| PROBLEM TO WORK ON |
The data follows this line. Copy verbatim the line with "Output the text content of this document." and each line after it to the end.
********
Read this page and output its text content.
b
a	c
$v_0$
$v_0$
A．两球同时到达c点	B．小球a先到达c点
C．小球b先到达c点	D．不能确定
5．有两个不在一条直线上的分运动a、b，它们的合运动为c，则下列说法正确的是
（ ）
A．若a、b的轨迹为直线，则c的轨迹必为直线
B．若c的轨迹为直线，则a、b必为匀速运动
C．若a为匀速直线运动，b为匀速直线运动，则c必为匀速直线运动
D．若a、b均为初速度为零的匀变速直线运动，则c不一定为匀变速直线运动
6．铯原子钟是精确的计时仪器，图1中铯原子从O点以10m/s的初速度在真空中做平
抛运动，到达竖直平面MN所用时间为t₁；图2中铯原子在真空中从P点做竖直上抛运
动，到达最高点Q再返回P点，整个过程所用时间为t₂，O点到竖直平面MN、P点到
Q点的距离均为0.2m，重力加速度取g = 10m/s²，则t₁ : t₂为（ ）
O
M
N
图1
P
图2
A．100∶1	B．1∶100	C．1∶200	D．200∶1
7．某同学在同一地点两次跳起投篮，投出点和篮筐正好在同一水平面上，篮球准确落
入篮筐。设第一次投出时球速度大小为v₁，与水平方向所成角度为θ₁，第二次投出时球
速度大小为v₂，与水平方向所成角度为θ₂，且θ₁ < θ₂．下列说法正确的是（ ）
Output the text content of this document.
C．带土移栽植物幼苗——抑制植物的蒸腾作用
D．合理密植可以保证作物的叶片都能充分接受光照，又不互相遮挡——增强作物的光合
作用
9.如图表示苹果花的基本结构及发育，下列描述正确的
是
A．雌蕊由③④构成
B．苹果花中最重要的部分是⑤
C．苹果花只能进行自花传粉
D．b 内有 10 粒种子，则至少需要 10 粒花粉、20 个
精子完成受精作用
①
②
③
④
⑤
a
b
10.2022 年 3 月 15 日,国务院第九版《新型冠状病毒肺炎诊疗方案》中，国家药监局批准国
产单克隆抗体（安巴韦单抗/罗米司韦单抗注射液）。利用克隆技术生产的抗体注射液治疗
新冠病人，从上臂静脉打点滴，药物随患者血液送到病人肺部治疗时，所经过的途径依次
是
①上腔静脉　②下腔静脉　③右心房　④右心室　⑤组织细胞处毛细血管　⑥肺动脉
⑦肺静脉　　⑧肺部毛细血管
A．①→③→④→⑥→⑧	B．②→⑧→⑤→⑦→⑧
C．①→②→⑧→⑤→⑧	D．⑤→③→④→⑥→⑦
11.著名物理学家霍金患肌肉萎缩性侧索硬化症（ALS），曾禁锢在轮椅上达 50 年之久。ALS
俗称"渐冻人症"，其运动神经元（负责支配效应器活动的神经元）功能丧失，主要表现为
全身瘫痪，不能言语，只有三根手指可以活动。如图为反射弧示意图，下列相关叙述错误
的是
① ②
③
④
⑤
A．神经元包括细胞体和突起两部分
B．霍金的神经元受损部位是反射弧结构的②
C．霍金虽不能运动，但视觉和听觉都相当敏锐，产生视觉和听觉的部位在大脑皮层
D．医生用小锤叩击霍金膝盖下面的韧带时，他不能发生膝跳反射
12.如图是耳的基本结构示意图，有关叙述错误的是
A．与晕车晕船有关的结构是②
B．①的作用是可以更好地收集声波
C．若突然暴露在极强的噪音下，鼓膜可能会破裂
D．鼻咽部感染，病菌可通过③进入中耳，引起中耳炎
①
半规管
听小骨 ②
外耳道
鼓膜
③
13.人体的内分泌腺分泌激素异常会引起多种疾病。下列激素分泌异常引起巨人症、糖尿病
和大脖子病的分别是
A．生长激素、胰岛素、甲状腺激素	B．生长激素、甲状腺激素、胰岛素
********
| FULL OUTPUT |
Output the text content of this document.
C．带土移栽植物幼苗——抑制植物的蒸腾作用
D．合理密植可以保证作物的叶片都能充分接受光照，又不互相遮挡——增强作物的光合
作用
9.如图表示苹果花的基本结构及发育，下列描述正确的
是
A．雌蕊由③④构成
B．苹果花中最重要的部分是⑤
C．苹果花只能进行自花传粉
D．b 内有 10 粒种子，则至少需要 10 粒花粉、20 个
精子完成受精作用
①
②
③
④
⑤
a
b
10.2022 年 3 月 15 日,国务院第九版《新型冠状病毒肺炎诊疗方案》中，国家药监局批准国
产单克隆抗体（安巴韦单抗/罗米司韦单抗注射液）。利用克隆技术生产的抗体注射液治疗
新冠病人，从上臂静脉打点滴，药物随患者血液送到病人肺部治疗时，所经过的途径依次
是
①上腔静脉　②下腔静脉　③右心房　④右心室　⑤组织细胞处毛细血管　⑥肺动脉
⑦肺静脉　　⑧肺部毛细血管
A．①→③→④→⑥→⑧	B．②→⑧→⑤→⑦→⑧
C．①→②→⑧→⑤→⑧	D．⑤→③→④→⑥→⑦
11.著名物理学家霍金患肌肉萎缩性侧索硬化症（ALS），曾禁锢在轮椅上达 50 年之久。ALS
俗称"渐冻人症"，其运动神经元（负责支配效应器活动的神经元）功能丧失，主要表现为
全身瘫痪，不能言语，只有三根手指可以活动。如图为反射弧示意图，下列相关叙述错误
的是
① ②
③
④
⑤
A．神经元包括细胞体和突起两部分
B．霍金的神经元受损部位是反射弧结构的②
C．霍金虽不能运动，但视觉和听觉都相当敏锐，产生视觉和听觉的部位在大脑皮层
D．医生用小锤叩击霍金膝盖下面的韧带时，他不能发生膝跳反射
12.如图是耳的基本结构示意图，有关叙述错误的是
A．与晕车晕船有关的结构是②
B．①的作用是可以更好地收集声波
C．若突然暴露在极强的噪音下，鼓膜可能会破裂
D．鼻咽部感染，病菌可通过③进入中耳，引起中耳炎
①
半规管
听小骨 ②
外耳道
鼓膜
③
13.人体的内分泌腺分泌激素异常会引起多种疾病。下列激素分泌异常引起巨人症、糖尿病
和大脖子病的分别是
A．生长激素、胰岛素、甲状腺激素	B．生长激素、甲状腺激素、胰岛素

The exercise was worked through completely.